> **Saved entries**
____

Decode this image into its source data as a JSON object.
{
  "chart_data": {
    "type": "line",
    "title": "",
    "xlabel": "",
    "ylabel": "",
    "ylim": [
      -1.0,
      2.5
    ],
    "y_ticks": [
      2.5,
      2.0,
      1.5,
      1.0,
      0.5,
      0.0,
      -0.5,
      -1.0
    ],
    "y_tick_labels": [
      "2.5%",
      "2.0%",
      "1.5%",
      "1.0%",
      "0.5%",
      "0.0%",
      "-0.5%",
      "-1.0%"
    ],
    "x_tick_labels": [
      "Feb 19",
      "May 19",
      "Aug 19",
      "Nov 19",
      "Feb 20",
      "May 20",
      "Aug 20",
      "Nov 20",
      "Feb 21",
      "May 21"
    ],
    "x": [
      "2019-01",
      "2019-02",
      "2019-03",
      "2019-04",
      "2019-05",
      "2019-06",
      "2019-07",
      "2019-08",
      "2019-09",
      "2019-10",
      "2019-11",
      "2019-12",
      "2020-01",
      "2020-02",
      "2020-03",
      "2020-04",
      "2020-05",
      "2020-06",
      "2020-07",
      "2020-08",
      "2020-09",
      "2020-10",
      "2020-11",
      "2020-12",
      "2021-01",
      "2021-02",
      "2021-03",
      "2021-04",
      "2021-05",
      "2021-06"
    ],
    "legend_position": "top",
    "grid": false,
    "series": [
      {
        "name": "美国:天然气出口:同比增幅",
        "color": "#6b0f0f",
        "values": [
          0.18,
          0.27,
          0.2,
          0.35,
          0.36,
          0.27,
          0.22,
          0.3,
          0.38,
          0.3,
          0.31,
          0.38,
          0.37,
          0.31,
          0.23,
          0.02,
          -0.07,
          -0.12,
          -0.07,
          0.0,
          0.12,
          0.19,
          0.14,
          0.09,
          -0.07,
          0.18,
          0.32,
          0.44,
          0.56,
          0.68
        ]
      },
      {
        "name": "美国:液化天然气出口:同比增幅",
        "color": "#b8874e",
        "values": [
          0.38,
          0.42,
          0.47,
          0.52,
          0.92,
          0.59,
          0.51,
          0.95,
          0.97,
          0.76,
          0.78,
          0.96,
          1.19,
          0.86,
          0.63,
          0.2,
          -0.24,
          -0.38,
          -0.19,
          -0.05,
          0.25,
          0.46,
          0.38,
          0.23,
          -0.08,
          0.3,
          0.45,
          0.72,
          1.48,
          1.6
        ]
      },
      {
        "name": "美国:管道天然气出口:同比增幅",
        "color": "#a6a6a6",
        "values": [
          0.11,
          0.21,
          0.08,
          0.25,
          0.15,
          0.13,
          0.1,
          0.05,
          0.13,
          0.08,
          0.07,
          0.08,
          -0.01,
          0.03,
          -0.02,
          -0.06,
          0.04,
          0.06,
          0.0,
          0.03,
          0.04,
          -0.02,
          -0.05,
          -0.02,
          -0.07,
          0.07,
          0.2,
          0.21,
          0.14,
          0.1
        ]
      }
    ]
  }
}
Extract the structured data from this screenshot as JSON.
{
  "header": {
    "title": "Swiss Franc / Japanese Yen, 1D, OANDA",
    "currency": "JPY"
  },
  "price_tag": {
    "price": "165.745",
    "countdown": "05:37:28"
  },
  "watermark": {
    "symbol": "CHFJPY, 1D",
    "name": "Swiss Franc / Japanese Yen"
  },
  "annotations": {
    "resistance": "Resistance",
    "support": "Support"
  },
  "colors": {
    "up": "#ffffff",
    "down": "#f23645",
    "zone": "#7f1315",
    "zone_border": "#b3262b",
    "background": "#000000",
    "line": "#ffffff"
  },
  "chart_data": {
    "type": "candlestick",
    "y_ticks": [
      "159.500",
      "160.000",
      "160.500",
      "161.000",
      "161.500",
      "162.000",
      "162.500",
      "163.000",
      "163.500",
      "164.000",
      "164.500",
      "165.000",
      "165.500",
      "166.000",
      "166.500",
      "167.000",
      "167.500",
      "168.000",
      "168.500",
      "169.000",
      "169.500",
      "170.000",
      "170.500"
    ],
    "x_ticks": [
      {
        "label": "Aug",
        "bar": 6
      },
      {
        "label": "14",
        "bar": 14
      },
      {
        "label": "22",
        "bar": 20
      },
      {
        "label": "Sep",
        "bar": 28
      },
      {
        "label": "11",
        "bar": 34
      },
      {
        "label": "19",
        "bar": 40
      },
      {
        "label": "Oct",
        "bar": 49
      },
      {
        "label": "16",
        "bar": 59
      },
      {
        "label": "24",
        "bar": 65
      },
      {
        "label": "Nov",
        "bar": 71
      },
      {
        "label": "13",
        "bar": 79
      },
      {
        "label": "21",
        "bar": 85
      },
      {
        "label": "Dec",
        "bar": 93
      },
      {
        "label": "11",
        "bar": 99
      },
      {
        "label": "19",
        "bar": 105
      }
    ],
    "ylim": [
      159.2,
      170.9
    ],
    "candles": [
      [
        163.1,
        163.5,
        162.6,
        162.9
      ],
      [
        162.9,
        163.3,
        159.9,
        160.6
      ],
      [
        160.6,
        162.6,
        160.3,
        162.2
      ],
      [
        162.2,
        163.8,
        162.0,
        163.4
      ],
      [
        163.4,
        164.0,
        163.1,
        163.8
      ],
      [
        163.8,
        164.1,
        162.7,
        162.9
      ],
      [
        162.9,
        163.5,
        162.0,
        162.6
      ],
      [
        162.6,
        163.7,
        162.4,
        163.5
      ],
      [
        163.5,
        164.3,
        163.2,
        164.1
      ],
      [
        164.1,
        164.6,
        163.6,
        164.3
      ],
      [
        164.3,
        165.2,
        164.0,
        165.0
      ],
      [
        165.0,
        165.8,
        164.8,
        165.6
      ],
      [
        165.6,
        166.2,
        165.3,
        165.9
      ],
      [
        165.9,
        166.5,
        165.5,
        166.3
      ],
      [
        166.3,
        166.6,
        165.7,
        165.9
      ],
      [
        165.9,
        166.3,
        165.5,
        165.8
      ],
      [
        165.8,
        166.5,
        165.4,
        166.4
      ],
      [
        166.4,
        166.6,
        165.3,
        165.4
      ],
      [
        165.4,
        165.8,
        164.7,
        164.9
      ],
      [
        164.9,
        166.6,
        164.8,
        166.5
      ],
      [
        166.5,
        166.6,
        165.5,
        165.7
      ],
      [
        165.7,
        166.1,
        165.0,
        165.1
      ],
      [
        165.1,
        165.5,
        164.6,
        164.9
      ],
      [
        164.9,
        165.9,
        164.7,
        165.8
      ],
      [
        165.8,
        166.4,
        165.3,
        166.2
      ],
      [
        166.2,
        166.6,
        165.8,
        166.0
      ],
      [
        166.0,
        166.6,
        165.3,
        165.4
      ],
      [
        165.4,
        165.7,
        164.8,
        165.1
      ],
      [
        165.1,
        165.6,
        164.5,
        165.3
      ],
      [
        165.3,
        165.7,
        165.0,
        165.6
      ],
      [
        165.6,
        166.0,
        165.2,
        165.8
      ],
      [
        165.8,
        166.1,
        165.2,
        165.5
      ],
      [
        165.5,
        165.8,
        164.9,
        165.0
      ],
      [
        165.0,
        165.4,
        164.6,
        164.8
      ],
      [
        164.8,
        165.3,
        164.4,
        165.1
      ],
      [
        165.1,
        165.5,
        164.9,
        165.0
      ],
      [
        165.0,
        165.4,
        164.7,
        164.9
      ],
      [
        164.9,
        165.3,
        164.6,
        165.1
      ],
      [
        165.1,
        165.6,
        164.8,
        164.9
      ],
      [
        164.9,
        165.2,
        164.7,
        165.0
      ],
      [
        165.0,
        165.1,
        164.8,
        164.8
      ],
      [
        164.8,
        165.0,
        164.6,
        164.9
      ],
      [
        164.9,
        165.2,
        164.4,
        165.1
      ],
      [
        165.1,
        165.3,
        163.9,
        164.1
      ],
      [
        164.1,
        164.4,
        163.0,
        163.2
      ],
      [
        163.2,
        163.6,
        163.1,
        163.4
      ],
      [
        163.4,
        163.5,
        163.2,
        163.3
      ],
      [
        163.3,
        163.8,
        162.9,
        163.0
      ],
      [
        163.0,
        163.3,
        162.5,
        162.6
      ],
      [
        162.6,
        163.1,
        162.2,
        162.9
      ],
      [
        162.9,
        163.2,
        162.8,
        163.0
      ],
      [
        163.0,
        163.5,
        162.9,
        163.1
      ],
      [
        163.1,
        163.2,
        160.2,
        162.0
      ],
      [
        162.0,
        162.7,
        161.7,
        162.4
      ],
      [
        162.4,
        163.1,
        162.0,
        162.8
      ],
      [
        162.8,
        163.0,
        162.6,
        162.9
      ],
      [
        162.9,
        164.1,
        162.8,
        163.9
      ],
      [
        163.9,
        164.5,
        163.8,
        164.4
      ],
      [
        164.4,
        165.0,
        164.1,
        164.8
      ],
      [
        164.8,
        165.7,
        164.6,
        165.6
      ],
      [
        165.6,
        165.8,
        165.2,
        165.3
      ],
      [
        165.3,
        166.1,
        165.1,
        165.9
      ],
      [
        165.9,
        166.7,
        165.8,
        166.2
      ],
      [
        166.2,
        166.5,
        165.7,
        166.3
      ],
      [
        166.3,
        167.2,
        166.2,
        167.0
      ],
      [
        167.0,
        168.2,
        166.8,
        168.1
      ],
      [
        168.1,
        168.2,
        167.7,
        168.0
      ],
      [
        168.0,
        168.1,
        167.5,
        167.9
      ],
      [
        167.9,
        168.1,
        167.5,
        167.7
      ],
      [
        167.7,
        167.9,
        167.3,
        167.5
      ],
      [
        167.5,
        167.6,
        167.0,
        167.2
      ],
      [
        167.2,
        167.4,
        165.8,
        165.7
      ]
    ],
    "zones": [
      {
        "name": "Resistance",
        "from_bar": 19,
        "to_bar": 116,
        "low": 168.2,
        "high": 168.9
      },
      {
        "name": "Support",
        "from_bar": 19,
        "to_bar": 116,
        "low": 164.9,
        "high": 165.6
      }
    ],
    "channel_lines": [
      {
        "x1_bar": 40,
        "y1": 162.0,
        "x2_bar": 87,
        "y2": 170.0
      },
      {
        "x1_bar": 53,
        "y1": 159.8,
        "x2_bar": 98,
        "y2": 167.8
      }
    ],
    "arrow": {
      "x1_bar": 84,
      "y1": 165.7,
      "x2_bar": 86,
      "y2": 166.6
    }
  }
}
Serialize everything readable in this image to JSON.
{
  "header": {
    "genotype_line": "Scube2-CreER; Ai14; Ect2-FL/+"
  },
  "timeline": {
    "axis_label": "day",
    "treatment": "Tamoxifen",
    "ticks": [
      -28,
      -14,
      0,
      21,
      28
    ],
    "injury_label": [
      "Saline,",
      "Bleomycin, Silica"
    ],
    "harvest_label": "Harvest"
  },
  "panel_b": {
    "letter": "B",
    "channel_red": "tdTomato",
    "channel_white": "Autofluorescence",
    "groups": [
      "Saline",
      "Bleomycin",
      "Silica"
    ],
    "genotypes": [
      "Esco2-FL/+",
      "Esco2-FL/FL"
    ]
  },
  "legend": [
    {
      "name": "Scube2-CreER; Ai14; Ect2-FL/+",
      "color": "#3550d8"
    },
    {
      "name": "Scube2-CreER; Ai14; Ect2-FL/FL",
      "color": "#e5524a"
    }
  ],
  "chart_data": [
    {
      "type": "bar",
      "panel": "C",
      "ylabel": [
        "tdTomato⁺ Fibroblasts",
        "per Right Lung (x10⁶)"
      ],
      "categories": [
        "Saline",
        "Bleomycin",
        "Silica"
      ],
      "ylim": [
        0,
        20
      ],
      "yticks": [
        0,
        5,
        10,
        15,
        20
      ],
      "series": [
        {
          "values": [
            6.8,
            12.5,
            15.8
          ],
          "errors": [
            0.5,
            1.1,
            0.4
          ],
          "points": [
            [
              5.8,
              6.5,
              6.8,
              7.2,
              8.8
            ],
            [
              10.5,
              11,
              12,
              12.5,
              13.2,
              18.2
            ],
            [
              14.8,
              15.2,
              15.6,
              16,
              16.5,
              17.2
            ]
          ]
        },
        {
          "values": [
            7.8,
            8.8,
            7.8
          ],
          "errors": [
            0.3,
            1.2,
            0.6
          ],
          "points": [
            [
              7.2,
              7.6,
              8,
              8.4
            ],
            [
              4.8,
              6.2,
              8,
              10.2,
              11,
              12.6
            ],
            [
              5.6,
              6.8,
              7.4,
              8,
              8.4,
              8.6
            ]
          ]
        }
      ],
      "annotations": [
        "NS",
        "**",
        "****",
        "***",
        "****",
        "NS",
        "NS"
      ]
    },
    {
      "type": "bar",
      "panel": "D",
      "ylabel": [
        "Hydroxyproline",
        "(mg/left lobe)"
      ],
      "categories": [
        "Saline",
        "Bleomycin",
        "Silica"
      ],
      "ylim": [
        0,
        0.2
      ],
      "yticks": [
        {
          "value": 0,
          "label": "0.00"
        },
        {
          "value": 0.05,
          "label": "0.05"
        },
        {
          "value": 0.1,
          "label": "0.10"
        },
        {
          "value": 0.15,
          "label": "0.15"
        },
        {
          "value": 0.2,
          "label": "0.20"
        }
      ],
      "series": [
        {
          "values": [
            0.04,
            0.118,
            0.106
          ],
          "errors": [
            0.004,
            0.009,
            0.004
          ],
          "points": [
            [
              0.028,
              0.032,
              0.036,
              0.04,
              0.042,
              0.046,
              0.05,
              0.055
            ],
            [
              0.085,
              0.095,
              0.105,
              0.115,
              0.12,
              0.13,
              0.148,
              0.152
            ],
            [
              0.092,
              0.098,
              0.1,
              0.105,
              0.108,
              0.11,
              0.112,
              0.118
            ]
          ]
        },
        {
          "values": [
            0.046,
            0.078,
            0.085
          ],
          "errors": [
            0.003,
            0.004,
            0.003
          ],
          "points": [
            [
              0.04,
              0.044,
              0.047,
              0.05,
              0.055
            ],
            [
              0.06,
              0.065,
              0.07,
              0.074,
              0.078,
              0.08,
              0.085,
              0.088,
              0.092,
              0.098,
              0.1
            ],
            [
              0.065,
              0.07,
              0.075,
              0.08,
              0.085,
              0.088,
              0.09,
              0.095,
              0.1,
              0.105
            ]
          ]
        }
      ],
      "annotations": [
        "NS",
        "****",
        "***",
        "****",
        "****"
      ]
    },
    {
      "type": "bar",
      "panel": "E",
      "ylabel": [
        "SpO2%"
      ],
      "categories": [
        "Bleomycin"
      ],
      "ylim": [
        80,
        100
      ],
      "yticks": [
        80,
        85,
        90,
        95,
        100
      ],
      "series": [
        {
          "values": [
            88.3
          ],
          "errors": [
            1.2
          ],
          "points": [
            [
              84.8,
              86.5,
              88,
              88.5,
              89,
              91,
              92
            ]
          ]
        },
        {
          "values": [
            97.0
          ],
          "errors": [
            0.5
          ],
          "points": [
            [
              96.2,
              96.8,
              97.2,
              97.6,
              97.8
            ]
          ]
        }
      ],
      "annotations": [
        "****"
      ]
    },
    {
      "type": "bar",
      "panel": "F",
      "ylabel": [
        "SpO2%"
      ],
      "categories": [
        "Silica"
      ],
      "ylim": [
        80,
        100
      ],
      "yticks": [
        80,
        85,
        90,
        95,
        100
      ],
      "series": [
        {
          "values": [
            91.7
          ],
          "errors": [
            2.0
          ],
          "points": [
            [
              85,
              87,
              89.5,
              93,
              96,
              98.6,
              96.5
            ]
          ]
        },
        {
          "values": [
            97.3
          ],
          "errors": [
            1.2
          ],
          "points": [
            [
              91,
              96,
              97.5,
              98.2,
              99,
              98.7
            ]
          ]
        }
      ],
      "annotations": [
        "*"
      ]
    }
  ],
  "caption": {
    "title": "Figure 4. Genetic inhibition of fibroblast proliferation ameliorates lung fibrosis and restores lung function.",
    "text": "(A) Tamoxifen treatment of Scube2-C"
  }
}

____

> **WHAT THE TASK REQUIRES**
Where a line in the entries holds the word "Japanese", copy that line.

> **COMPLETE ANSWER**
    "title": "Swiss Franc / Japanese Yen, 1D, OANDA",
    "name": "Swiss Franc / Japanese Yen"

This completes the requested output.